Structured figure records
----

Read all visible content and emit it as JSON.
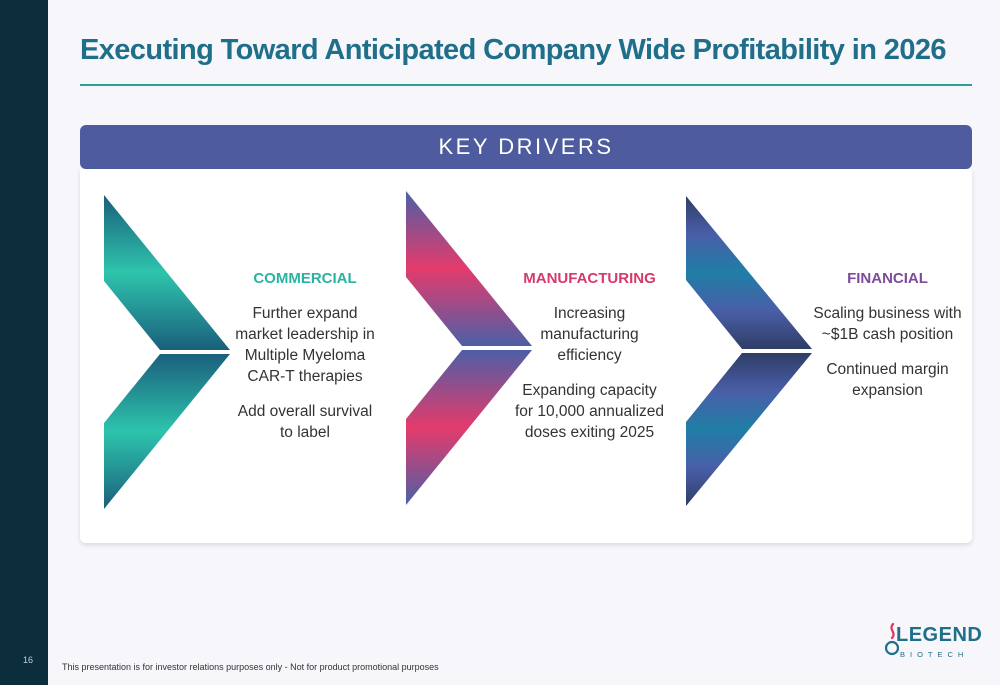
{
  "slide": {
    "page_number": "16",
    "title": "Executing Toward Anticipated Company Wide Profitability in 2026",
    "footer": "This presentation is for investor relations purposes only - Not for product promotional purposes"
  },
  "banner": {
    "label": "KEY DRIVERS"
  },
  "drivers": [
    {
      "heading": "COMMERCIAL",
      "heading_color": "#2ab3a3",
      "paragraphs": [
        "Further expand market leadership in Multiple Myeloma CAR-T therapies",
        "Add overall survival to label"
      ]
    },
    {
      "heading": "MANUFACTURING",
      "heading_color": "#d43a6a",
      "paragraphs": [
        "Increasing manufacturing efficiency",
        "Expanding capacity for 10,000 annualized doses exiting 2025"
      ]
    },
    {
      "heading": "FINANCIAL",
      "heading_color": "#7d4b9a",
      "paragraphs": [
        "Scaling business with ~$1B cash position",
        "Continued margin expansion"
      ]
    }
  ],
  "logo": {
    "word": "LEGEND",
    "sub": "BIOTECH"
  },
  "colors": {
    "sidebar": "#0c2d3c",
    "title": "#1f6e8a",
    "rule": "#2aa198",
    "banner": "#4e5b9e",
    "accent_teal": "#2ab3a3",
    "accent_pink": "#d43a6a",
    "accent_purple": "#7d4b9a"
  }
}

----

* _Stated problem_
Where does the word "title" appear? Return each line that holds it.

* _Result below_
    "title": "Executing Toward Anticipated Company Wide Profitability in 2026",
    "title": "#1f6e8a",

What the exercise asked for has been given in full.